Extracts from a graphics dataset >>
◇ ◇ ◇ ◇ ◇ ◇ ◇

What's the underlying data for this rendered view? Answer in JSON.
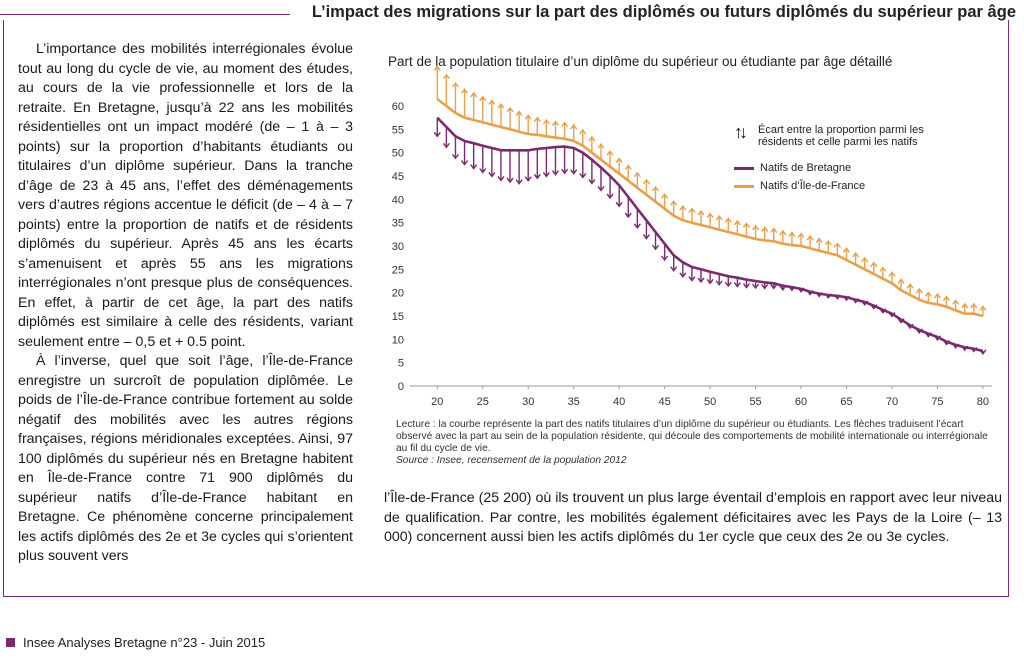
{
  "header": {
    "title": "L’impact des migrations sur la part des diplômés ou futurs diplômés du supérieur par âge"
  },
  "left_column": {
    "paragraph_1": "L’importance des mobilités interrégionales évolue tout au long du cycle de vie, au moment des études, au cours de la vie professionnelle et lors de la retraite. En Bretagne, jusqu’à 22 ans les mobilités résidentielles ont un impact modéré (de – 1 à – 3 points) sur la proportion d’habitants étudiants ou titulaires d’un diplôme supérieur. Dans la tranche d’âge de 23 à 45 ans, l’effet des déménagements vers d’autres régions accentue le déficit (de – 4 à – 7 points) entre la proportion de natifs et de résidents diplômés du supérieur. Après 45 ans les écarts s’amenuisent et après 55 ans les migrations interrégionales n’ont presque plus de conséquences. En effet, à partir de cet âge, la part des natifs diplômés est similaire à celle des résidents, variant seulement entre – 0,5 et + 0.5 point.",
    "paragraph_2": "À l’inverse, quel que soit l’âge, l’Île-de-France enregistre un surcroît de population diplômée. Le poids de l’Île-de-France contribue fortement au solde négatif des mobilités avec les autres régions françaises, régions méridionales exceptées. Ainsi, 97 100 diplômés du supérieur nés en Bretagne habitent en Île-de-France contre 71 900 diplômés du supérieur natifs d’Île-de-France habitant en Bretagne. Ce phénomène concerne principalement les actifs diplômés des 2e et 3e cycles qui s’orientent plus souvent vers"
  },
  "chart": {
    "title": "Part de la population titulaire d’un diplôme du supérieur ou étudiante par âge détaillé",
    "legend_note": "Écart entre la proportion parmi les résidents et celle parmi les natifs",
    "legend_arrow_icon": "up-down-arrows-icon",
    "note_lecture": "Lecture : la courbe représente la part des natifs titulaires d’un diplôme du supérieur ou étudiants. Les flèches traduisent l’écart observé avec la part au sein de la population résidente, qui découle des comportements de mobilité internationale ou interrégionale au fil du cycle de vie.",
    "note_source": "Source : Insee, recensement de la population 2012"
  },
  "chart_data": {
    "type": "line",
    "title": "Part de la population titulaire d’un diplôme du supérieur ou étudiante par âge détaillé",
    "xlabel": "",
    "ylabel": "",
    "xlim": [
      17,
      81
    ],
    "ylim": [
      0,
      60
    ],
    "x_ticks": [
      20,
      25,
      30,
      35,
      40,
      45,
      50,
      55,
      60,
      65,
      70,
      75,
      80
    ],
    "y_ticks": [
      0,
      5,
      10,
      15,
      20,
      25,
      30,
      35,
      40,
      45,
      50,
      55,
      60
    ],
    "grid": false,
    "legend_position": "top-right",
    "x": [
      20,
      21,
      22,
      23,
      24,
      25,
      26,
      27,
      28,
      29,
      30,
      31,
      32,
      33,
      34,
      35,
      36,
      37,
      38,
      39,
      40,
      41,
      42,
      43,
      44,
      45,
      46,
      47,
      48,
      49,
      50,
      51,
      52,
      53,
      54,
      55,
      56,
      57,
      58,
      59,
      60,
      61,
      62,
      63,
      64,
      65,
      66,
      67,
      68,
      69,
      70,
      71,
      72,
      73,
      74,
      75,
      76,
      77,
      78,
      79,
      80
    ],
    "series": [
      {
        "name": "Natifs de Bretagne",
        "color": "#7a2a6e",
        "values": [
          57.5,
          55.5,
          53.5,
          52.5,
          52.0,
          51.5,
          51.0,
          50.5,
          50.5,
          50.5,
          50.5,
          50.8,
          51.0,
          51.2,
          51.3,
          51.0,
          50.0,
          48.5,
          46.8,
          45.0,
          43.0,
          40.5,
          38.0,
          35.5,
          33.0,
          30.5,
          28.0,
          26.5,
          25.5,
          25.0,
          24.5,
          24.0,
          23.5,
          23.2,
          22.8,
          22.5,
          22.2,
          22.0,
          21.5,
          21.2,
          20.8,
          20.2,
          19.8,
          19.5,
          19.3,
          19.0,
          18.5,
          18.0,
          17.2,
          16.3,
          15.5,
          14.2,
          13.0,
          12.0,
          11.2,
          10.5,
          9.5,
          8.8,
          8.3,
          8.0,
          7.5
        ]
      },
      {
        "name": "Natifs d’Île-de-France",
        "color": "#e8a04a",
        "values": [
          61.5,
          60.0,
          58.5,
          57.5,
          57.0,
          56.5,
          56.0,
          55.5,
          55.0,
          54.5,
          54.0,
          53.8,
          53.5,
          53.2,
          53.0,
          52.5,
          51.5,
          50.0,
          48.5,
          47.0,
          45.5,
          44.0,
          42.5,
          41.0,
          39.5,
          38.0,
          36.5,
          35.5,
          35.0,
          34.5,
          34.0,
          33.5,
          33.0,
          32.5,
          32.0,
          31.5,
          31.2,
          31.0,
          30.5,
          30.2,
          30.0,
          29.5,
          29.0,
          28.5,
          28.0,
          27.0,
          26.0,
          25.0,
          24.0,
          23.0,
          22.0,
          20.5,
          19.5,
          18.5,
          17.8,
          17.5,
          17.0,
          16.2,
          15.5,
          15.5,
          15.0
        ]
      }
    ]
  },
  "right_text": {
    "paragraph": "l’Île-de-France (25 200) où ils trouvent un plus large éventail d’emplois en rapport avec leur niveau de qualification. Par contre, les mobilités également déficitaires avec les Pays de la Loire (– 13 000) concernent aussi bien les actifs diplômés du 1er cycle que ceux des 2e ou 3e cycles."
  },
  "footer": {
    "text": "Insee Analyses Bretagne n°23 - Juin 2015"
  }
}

◇ ◇ ◇ ◇ ◇ ◇ ◇

Among the entries above, how many lines hold the string "Insee"? Respond with nothing but the number.

2